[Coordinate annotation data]
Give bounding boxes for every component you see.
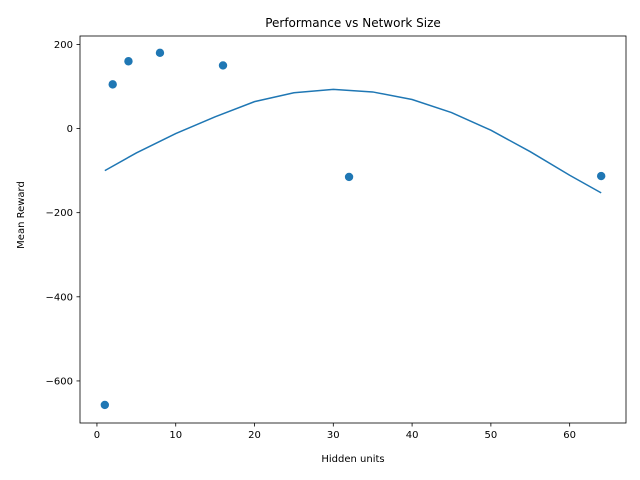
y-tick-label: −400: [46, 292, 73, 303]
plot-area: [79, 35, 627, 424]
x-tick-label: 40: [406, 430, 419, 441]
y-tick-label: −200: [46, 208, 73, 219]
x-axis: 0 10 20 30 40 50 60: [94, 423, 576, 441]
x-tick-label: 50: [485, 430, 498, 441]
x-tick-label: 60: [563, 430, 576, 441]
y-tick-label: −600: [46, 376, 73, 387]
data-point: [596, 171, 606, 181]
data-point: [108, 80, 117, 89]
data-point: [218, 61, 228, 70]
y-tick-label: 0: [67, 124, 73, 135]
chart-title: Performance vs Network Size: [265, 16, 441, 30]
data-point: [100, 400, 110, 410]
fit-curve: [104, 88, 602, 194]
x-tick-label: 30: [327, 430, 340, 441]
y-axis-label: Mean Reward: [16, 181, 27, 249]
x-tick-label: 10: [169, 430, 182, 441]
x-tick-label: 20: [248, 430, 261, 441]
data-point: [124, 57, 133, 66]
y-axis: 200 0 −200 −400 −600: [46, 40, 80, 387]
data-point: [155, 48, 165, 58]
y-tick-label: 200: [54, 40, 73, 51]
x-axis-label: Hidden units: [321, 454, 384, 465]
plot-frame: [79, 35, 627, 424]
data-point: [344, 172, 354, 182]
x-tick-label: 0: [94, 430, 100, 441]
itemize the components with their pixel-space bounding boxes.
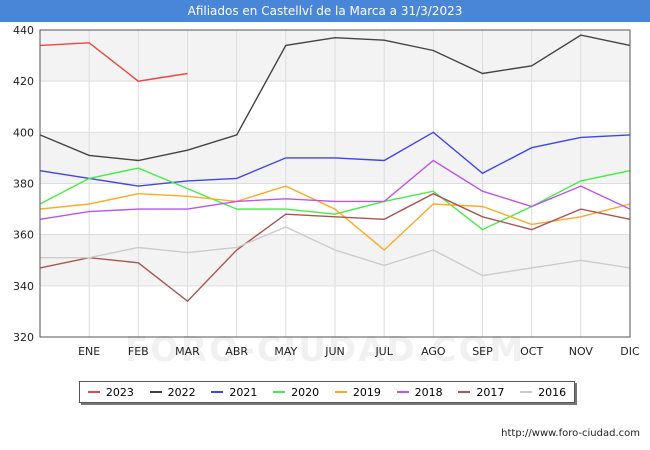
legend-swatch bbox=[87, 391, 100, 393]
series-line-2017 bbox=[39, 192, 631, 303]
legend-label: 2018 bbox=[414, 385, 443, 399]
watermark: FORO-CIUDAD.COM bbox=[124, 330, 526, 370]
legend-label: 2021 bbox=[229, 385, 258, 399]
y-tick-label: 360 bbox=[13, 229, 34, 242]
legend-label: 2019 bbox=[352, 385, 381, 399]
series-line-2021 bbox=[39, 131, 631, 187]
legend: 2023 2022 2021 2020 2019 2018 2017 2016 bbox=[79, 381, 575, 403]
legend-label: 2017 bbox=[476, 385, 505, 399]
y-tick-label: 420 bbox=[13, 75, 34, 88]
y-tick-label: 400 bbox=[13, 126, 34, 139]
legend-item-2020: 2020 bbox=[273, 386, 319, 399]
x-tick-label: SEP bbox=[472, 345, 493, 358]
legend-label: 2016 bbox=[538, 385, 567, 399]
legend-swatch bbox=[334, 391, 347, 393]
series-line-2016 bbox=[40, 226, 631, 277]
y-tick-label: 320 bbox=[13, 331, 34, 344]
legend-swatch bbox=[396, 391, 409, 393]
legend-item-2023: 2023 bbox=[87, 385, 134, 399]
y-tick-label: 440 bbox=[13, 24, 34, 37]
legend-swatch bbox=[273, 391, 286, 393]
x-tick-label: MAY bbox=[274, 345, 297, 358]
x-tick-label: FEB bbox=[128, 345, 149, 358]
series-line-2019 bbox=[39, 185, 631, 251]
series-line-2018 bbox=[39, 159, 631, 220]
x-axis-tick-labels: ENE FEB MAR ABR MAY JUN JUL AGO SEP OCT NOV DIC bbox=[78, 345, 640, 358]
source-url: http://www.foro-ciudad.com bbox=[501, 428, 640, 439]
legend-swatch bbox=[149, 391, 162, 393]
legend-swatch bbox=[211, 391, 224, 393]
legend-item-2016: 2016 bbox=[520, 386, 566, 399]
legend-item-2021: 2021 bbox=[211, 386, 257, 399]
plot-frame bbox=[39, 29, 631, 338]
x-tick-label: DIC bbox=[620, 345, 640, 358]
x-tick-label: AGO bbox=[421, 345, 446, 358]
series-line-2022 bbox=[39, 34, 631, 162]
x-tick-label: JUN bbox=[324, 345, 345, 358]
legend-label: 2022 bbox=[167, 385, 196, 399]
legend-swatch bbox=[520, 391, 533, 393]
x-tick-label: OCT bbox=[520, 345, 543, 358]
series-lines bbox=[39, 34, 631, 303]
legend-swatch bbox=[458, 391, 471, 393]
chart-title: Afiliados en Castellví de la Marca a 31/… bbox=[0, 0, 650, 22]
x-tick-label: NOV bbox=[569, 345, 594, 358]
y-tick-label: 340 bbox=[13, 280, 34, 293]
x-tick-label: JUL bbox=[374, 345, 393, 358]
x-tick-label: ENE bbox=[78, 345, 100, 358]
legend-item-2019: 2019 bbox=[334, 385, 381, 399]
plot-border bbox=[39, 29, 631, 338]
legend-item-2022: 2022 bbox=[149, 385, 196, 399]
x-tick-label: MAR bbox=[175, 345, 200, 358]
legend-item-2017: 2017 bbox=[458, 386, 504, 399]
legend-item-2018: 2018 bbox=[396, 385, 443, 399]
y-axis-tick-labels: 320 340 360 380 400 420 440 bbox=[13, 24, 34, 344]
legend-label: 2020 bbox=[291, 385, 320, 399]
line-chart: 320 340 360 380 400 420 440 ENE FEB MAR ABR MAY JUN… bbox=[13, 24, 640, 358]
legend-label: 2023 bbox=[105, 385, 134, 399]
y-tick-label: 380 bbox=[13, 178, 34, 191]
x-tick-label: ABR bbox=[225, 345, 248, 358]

▶ _Goal_
Lay out every line of the data above as a JSON list of strings, one string per line, skipping blank lines. Leave out the picture placeholders.

▶ _Solution for this exercise_
[
  "Give bounding boxes for every component you see.",
  "y-tick-label: −400: [46, 292, 73, 303]",
  "plot-area: [79, 35, 627, 424]",
  "x-tick-label: 40: [406, 430, 419, 441]",
  "y-tick-label: −200: [46, 208, 73, 219]",
  "x-axis: 0 10 20 30 40 50 60: [94, 423, 576, 441]",
  "x-tick-label: 50: [485, 430, 498, 441]",
  "x-tick-label: 60: [563, 430, 576, 441]",
  "y-tick-label: −600: [46, 376, 73, 387]",
  "data-point: [596, 171, 606, 181]",
  "data-point: [108, 80, 117, 89]",
  "data-point: [218, 61, 228, 70]",
  "y-tick-label: 0: [67, 124, 73, 135]",
  "chart-title: Performance vs Network Size: [265, 16, 441, 30]",
  "data-point: [100, 400, 110, 410]",
  "fit-curve: [104, 88, 602, 194]",
  "x-tick-label: 30: [327, 430, 340, 441]",
  "y-axis-label: Mean Reward: [16, 181, 27, 249]",
  "x-tick-label: 10: [169, 430, 182, 441]",
  "x-tick-label: 20: [248, 430, 261, 441]",
  "data-point: [124, 57, 133, 66]",
  "y-axis: 200 0 −200 −400 −600: [46, 40, 80, 387]",
  "data-point: [155, 48, 165, 58]",
  "y-tick-label: 200: [54, 40, 73, 51]",
  "x-axis-label: Hidden units: [321, 454, 384, 465]",
  "plot-frame: [79, 35, 627, 424]",
  "data-point: [344, 172, 354, 182]",
  "x-tick-label: 0: [94, 430, 100, 441]",
  "itemize the components with their pixel-space bounding boxes.",
  "legend-swatch bbox=[87, 391, 100, 393]",
  "series-line-2017 bbox=[39, 192, 631, 303]",
  "legend-label: 2018 bbox=[414, 385, 443, 399]",
  "watermark: FORO-CIUDAD.COM bbox=[124, 330, 526, 370]",
  "legend-label: 2021 bbox=[229, 385, 258, 399]",
  "y-tick-label: 360 bbox=[13, 229, 34, 242]",
  "legend-label: 2019 bbox=[352, 385, 381, 399]",
  "series-line-2021 bbox=[39, 131, 631, 187]",
  "legend: 2023 2022 2021 2020 2019 2018 2017 2016 bbox=[79, 381, 575, 403]",
  "legend-label: 2017 bbox=[476, 385, 505, 399]",
  "y-tick-label: 420 bbox=[13, 75, 34, 88]",
  "y-tick-label: 400 bbox=[13, 126, 34, 139]",
  "legend-item-2020: 2020 bbox=[273, 386, 319, 399]",
  "x-tick-label: SEP bbox=[472, 345, 493, 358]",
  "legend-label: 2016 bbox=[538, 385, 567, 399]",
  "legend-swatch bbox=[334, 391, 347, 393]",
  "series-line-2016 bbox=[40, 226, 631, 277]",
  "y-tick-label: 320 bbox=[13, 331, 34, 344]",
  "legend-swatch bbox=[396, 391, 409, 393]",
  "legend-item-2023: 2023 bbox=[87, 385, 134, 399]",
  "y-tick-label: 440 bbox=[13, 24, 34, 37]",
  "legend-swatch bbox=[273, 391, 286, 393]",
  "x-tick-label: MAY bbox=[274, 345, 297, 358]",
  "x-tick-label: FEB bbox=[128, 345, 149, 358]",
  "series-line-2019 bbox=[39, 185, 631, 251]",
  "series-line-2018 bbox=[39, 159, 631, 220]",
  "x-axis-tick-labels: ENE FEB MAR ABR MAY JUN JUL AGO SEP OCT NOV DIC bbox=[78, 345, 640, 358]",
  "source-url: http://www.foro-ciudad.com bbox=[501, 428, 640, 439]",
  "legend-swatch bbox=[149, 391, 162, 393]",
  "legend-swatch bbox=[211, 391, 224, 393]",
  "legend-item-2016: 2016 bbox=[520, 386, 566, 399]",
  "legend-item-2021: 2021 bbox=[211, 386, 257, 399]",
  "plot-frame bbox=[39, 29, 631, 338]",
  "x-tick-label: DIC bbox=[620, 345, 640, 358]",
  "x-tick-label: AGO bbox=[421, 345, 446, 358]",
  "series-line-2022 bbox=[39, 34, 631, 162]",
  "x-tick-label: JUN bbox=[324, 345, 345, 358]",
  "legend-label: 2022 bbox=[167, 385, 196, 399]",
  "legend-swatch bbox=[520, 391, 533, 393]",
  "x-tick-label: OCT bbox=[520, 345, 543, 358]",
  "series-lines bbox=[39, 34, 631, 303]",
  "legend-swatch bbox=[458, 391, 471, 393]",
  "chart-title: Afiliados en Castellví de la Marca a 31/… bbox=[0, 0, 650, 22]",
  "x-tick-label: NOV bbox=[569, 345, 594, 358]",
  "y-tick-label: 340 bbox=[13, 280, 34, 293]",
  "x-tick-label: JUL bbox=[374, 345, 393, 358]",
  "x-tick-label: ENE bbox=[78, 345, 100, 358]",
  "legend-item-2019: 2019 bbox=[334, 385, 381, 399]",
  "plot-border bbox=[39, 29, 631, 338]",
  "legend-item-2022: 2022 bbox=[149, 385, 196, 399]",
  "x-tick-label: MAR bbox=[175, 345, 200, 358]",
  "legend-item-2017: 2017 bbox=[458, 386, 504, 399]",
  "legend-item-2018: 2018 bbox=[396, 385, 443, 399]",
  "y-axis-tick-labels: 320 340 360 380 400 420 440 bbox=[13, 24, 34, 344]",
  "legend-label: 2020 bbox=[291, 385, 320, 399]",
  "line-chart: 320 340 360 380 400 420 440 ENE FEB MAR ABR MAY JUN… bbox=[13, 24, 640, 358]",
  "legend-label: 2023 bbox=[105, 385, 134, 399]",
  "y-tick-label: 380 bbox=[13, 178, 34, 191]",
  "x-tick-label: ABR bbox=[225, 345, 248, 358]"
]